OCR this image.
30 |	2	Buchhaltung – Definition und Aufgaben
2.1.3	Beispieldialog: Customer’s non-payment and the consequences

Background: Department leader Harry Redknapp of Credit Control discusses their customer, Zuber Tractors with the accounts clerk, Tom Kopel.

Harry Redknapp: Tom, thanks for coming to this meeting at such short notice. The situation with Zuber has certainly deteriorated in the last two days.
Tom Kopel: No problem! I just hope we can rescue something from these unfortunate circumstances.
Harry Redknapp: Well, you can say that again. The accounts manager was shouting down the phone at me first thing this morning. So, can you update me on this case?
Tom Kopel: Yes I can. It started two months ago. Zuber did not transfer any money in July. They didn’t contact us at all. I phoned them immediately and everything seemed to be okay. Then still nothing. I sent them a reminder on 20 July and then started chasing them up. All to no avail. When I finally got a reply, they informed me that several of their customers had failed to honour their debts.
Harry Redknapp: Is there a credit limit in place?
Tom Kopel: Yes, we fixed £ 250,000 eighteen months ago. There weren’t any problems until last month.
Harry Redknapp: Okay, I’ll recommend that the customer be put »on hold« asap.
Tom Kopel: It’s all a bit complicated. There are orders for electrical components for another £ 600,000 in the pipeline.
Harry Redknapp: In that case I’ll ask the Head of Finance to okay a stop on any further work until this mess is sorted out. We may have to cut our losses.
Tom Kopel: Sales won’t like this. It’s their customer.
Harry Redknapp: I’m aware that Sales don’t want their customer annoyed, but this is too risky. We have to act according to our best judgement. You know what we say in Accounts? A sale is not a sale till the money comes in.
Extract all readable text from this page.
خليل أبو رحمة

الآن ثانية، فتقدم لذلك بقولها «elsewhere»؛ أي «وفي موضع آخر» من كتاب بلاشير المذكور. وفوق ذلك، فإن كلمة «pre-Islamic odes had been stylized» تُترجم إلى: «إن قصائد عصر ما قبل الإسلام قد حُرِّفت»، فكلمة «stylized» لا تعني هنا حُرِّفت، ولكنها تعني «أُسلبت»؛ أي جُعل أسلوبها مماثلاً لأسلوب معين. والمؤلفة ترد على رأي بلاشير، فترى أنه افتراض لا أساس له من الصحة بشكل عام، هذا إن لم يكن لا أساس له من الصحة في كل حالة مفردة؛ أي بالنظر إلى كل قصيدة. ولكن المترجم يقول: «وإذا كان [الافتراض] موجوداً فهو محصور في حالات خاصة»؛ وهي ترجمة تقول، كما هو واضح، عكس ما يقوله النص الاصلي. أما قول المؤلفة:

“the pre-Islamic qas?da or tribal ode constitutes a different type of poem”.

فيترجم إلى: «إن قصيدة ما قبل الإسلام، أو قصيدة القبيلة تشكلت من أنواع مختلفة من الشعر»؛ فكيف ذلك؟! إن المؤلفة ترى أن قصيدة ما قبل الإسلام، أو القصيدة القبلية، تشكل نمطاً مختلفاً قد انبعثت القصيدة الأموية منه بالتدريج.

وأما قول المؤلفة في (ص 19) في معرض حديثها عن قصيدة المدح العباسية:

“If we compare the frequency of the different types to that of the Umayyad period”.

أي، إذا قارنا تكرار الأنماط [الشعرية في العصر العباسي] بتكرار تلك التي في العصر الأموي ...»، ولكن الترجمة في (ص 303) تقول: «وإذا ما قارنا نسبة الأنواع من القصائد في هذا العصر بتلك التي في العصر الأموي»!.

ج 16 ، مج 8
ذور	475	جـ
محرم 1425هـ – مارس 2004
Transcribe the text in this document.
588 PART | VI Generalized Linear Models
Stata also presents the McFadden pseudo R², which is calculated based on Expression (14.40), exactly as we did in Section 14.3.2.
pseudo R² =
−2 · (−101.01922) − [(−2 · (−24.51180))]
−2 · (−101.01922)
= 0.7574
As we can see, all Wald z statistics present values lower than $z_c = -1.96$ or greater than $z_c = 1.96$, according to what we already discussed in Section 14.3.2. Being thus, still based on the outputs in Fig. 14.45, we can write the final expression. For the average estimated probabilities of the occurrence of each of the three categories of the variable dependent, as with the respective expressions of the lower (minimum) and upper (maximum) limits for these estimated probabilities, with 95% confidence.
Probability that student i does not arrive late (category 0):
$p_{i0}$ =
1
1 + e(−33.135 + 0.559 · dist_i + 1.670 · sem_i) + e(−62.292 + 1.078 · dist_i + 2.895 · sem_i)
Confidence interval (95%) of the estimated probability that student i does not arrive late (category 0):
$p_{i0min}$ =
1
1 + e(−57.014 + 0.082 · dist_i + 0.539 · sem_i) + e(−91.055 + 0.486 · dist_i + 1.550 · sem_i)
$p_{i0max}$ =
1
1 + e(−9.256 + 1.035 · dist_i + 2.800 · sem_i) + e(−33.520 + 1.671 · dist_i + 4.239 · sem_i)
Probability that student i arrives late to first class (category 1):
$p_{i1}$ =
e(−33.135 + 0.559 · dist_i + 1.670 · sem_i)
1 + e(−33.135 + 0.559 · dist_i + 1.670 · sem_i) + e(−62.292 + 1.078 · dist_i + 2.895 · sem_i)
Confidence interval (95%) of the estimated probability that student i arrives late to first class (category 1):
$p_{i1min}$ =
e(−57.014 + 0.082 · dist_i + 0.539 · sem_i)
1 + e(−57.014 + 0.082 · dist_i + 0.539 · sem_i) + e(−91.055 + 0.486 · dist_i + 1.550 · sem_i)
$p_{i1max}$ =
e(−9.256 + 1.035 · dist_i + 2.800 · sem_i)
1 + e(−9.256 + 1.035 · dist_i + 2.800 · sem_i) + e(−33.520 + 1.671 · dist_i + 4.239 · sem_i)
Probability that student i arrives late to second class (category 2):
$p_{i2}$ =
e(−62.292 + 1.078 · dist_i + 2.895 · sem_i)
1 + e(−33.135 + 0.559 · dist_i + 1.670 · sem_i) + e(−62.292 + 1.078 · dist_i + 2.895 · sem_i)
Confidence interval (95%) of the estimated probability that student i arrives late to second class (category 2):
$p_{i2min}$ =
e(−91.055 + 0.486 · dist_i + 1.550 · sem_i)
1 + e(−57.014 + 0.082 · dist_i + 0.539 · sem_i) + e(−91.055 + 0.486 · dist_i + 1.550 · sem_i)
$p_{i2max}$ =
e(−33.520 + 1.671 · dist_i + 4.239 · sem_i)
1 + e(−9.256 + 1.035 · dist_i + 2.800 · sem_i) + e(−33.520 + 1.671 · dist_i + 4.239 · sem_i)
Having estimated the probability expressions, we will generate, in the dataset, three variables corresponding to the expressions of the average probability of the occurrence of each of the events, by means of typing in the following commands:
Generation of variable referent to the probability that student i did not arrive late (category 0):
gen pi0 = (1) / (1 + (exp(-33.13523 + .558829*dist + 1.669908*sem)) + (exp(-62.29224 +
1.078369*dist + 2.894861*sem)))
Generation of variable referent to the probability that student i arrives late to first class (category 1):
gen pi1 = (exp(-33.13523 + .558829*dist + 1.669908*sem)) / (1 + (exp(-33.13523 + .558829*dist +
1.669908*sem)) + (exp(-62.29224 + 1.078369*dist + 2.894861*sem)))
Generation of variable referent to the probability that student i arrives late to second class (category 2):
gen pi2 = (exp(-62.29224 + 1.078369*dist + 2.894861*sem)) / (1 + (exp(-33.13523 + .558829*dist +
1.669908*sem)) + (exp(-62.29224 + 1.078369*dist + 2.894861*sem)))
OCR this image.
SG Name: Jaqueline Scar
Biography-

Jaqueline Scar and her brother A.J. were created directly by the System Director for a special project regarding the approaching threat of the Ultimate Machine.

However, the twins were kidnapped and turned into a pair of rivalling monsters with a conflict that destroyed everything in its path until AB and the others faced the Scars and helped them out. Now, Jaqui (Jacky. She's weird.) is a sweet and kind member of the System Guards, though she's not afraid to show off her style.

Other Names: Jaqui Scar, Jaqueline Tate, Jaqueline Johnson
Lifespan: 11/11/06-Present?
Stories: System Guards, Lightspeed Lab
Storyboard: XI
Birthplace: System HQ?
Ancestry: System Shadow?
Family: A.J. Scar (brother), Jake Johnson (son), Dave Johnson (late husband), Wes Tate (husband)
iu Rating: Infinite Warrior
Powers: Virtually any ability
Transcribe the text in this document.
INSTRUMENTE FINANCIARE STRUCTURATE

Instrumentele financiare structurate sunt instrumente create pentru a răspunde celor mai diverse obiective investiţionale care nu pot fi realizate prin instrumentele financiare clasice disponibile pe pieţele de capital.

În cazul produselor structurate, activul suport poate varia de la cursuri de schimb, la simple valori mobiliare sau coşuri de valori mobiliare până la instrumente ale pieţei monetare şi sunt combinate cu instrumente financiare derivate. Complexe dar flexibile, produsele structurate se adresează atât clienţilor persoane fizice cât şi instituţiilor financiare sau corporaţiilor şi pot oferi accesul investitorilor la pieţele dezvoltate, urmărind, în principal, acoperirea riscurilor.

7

·····

- GIVEN TASK
Using the records above, select and copy every line that has the word "estimated".

- WRITTEN SOLUTION
As we can see, all Wald z statistics present values lower than $z_c = -1.96$ or greater than $z_c = 1.96$, according to what we already discussed in Section 14.3.2. Being thus, still based on the outputs in Fig. 14.45, we can write the final expression. For the average estimated probabilities of the occurrence of each of the three categories of the variable dependent, as with the respective expressions of the lower (minimum) and upper (maximum) limits for these estimated probabilities, with 95% confidence.
Confidence interval (95%) of the estimated probability that student i does not arrive late (category 0):
Confidence interval (95%) of the estimated probability that student i arrives late to first class (category 1):
Confidence interval (95%) of the estimated probability that student i arrives late to second class (category 2):
Having estimated the probability expressions, we will generate, in the dataset, three variables corresponding to the expressions of the average probability of the occurrence of each of the events, by means of typing in the following commands:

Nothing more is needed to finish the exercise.